(Records contained in a dataset)
┌──

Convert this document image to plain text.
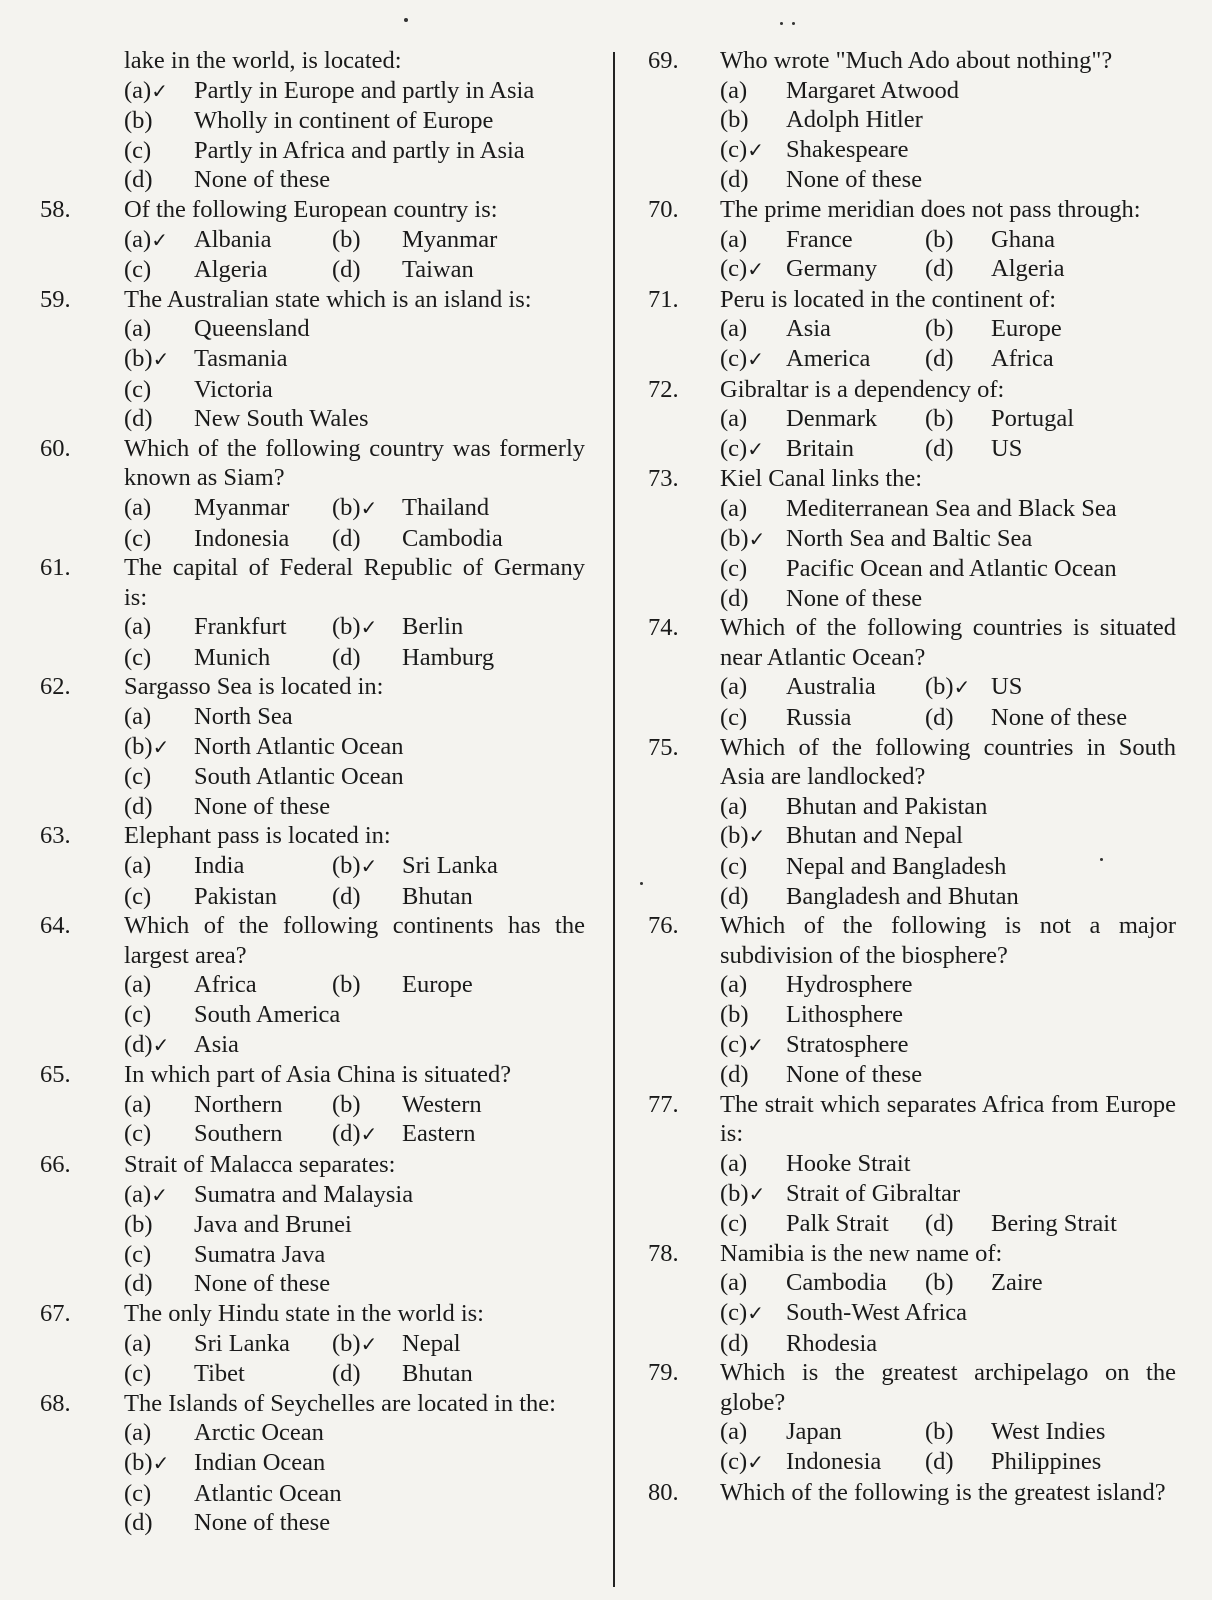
lake in the world, is located:
(a)✓	Partly in Europe and partly in Asia
(b)	Wholly in continent of Europe
(c)	Partly in Africa and partly in Asia
(d)	None of these
58.	Of the following European country is:
(a)✓	Albania (b)	Myanmar
(c)	Algeria	(d)	Taiwan
59.	The Australian state which is an island is:
(a)	Queensland
(b)✓	Tasmania
(c)	Victoria
(d)	New South Wales
60.	Which of the following country was formerly known as Siam?
(a)	Myanmar (b)✓	Thailand
(c)	Indonesia (d)	Cambodia
61.	The capital of Federal Republic of Germany is:
(a)	Frankfurt (b)✓	Berlin
(c)	Munich	(d)	Hamburg
62.	Sargasso Sea is located in:
(a)	North Sea
(b)✓	North Atlantic Ocean
(c)	South Atlantic Ocean
(d)	None of these
63.	Elephant pass is located in:
(a)	India	(b)✓	Sri Lanka
(c)	Pakistan (d)	Bhutan
64.	Which of the following continents has the largest area?
(a)	Africa	(b)	Europe
(c)	South America
(d)✓	Asia
65.	In which part of Asia China is situated?
(a)	Northern (b)	Western
(c)	Southern (d)✓	Eastern
66.	Strait of Malacca separates:
(a)✓	Sumatra and Malaysia
(b)	Java and Brunei
(c)	Sumatra Java
(d)	None of these
67.	The only Hindu state in the world is:
(a)	Sri Lanka (b)✓	Nepal
(c)	Tibet	(d)	Bhutan
68.	The Islands of Seychelles are located in the:
(a)	Arctic Ocean
(b)✓	Indian Ocean
(c)	Atlantic Ocean
(d)	None of these
69.	Who wrote "Much Ado about nothing"?
(a)	Margaret Atwood
(b)	Adolph Hitler
(c)✓ Shakespeare
(d)	None of these
70.	The prime meridian does not pass through:
(a)	France	(b)	Ghana
(c)✓ Germany (d)	Algeria
71.	Peru is located in the continent of:
(a)	Asia	(b)	Europe
(c)✓ America (d)	Africa
72.	Gibraltar is a dependency of:
(a)	Denmark (b)	Portugal
(c)✓ Britain	(d)	US
73.	Kiel Canal links the:
(a)	Mediterranean Sea and Black Sea
(b)✓ North Sea and Baltic Sea
(c)	Pacific Ocean and Atlantic Ocean
(d)	None of these
74.	Which of the following countries is situated near Atlantic Ocean?
(a)	Australia (b)✓ US
(c)	Russia	(d)	None of these
75.	Which of the following countries in South Asia are landlocked?
(a)	Bhutan and Pakistan
(b)✓ Bhutan and Nepal
(c)	Nepal and Bangladesh
(d)	Bangladesh and Bhutan
76.	Which of the following is not a major subdivision of the biosphere?
(a)	Hydrosphere
(b)	Lithosphere
(c)✓ Stratosphere
(d)	None of these
77.	The strait which separates Africa from Europe is:
(a)	Hooke Strait
(b)✓ Strait of Gibraltar
(c)	Palk Strait (d)	Bering Strait
78.	Namibia is the new name of:
(a)	Cambodia (b)	Zaire
(c)✓ South-West Africa
(d)	Rhodesia
79.	Which is the greatest archipelago on the globe?
(a)	Japan	(b)	West Indies
(c)✓ Indonesia (d)	Philippines
80.	Which of the following is the greatest island?
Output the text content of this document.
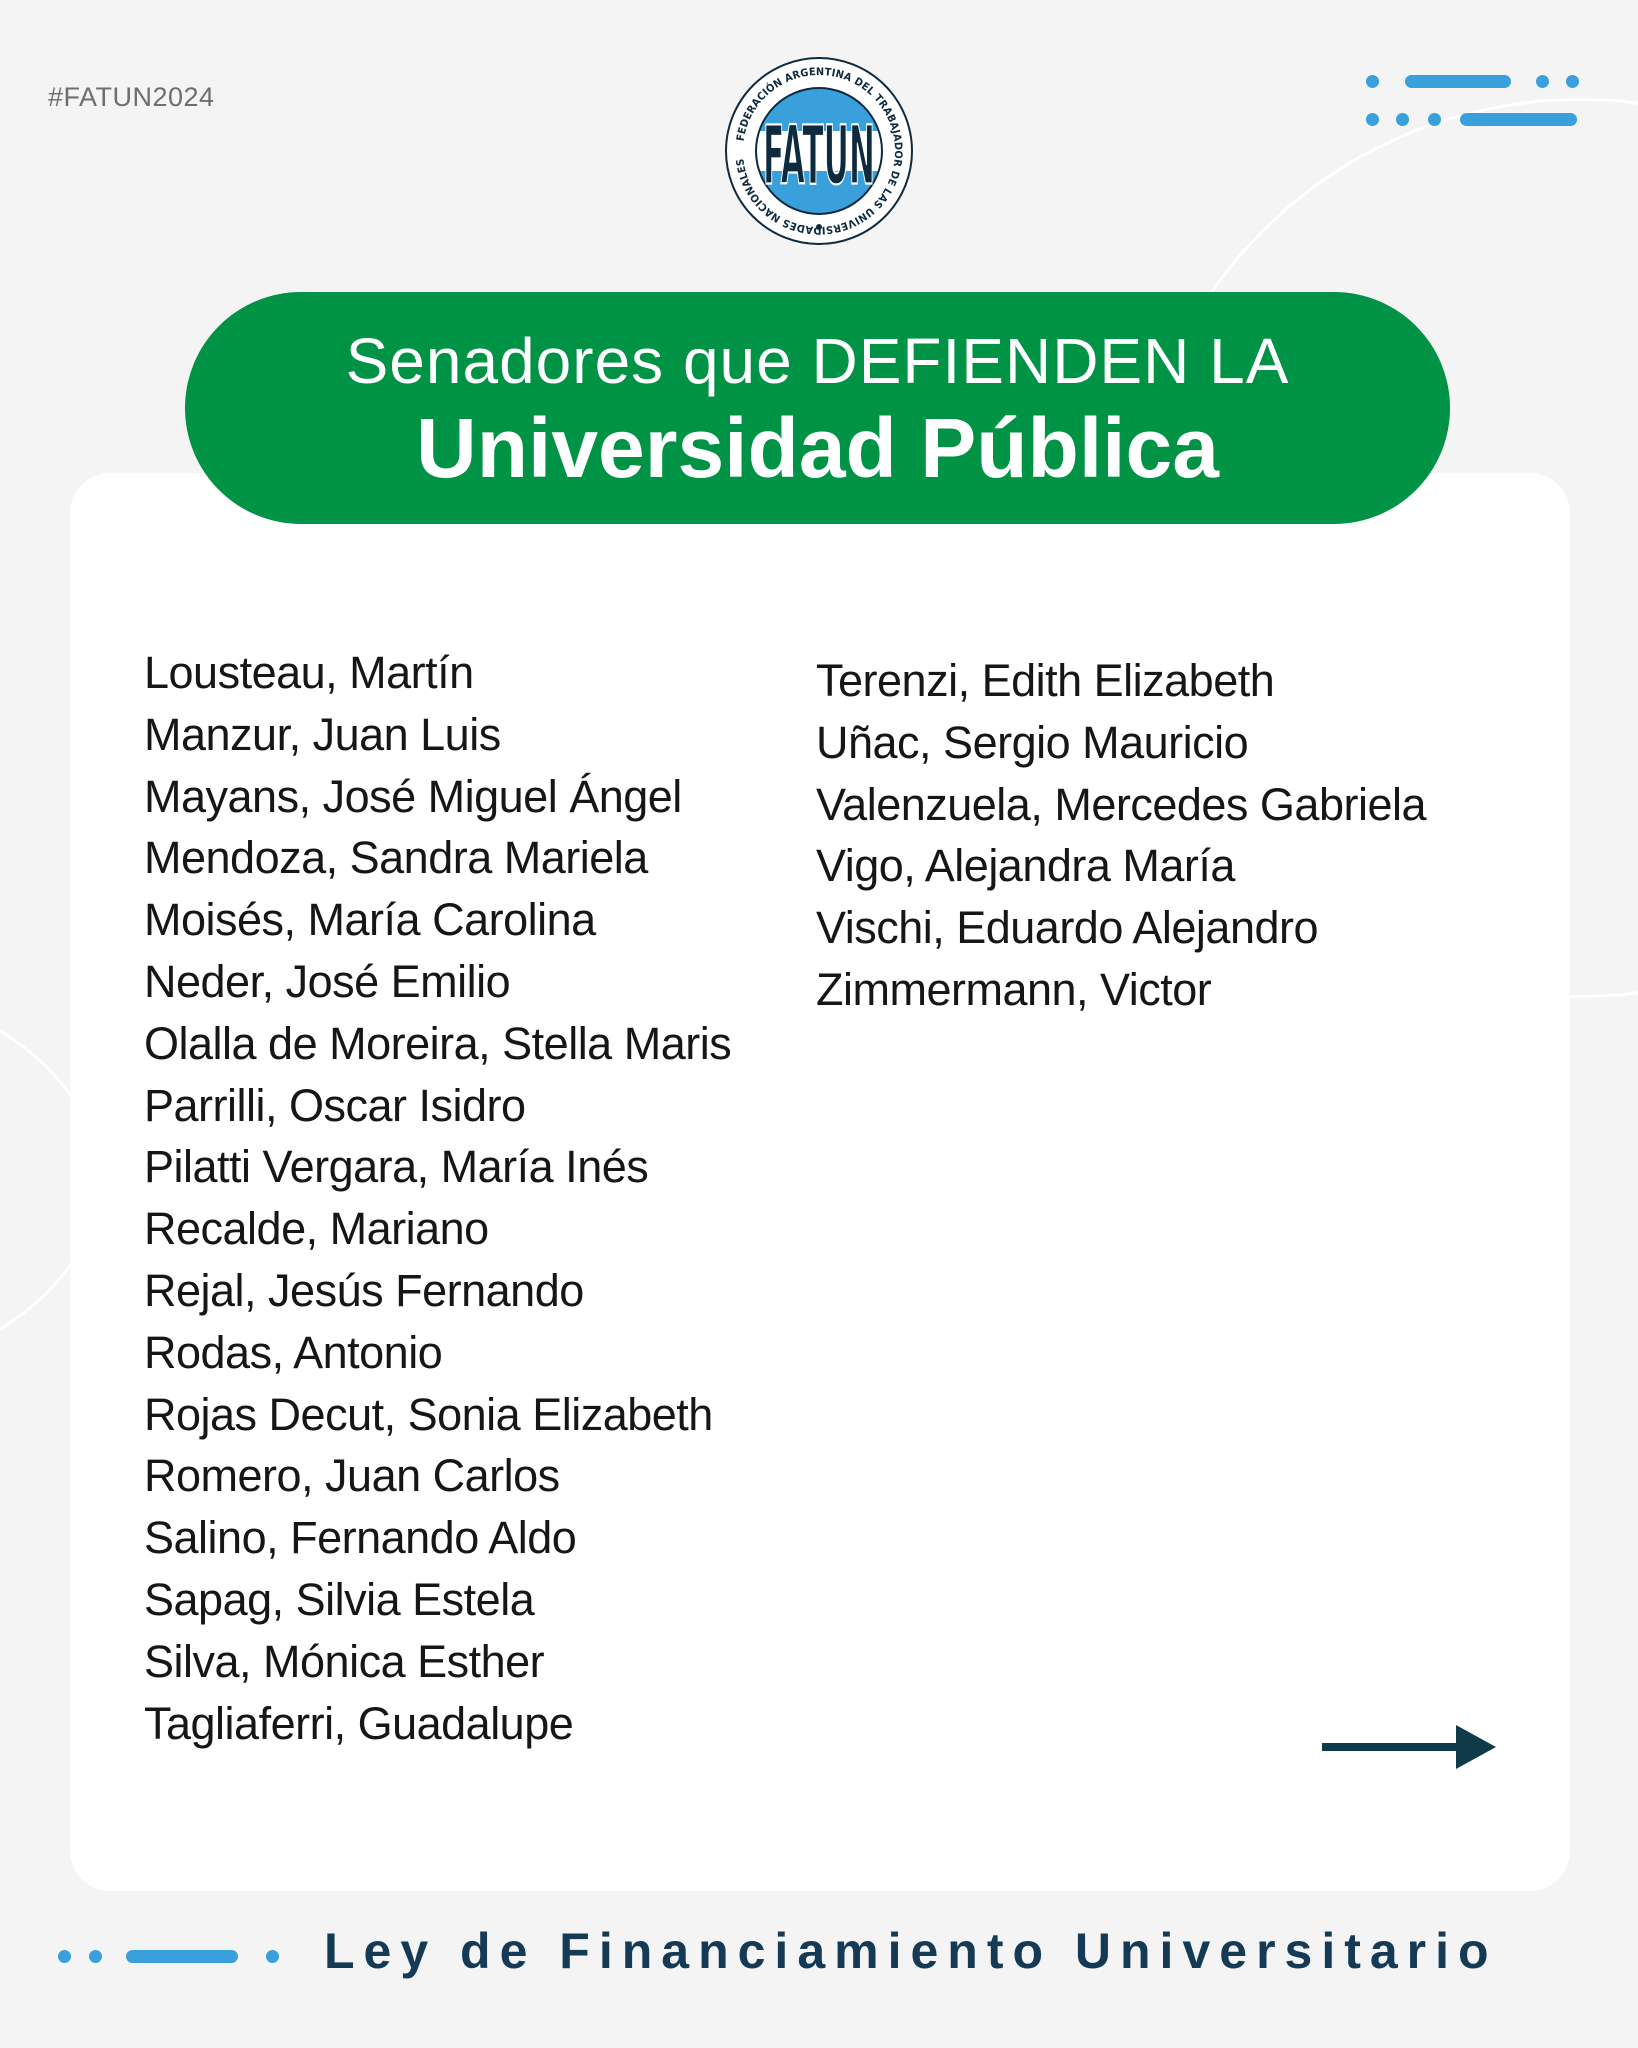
#FATUN2024
FATUN
FEDERACIÓN ARGENTINA DEL TRABAJADOR DE LAS UNIVERSIDADES NACIONALES
Senadores que DEFIENDEN LA
Universidad Pública
Lousteau, Martín
Manzur, Juan Luis
Mayans, José Miguel Ángel
Mendoza, Sandra Mariela
Moisés, María Carolina
Neder, José Emilio
Olalla de Moreira, Stella Maris
Parrilli, Oscar Isidro
Pilatti Vergara, María Inés
Recalde, Mariano
Rejal, Jesús Fernando
Rodas, Antonio
Rojas Decut, Sonia Elizabeth
Romero, Juan Carlos
Salino, Fernando Aldo
Sapag, Silvia Estela
Silva, Mónica Esther
Tagliaferri, Guadalupe
Terenzi, Edith Elizabeth
Uñac, Sergio Mauricio
Valenzuela, Mercedes Gabriela
Vigo, Alejandra María
Vischi, Eduardo Alejandro
Zimmermann, Victor
Ley de Financiamiento Universitario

└──

Look for the word "Juan" and return every line where it occurs.

## Exercise answer:
Manzur, Juan Luis
Romero, Juan Carlos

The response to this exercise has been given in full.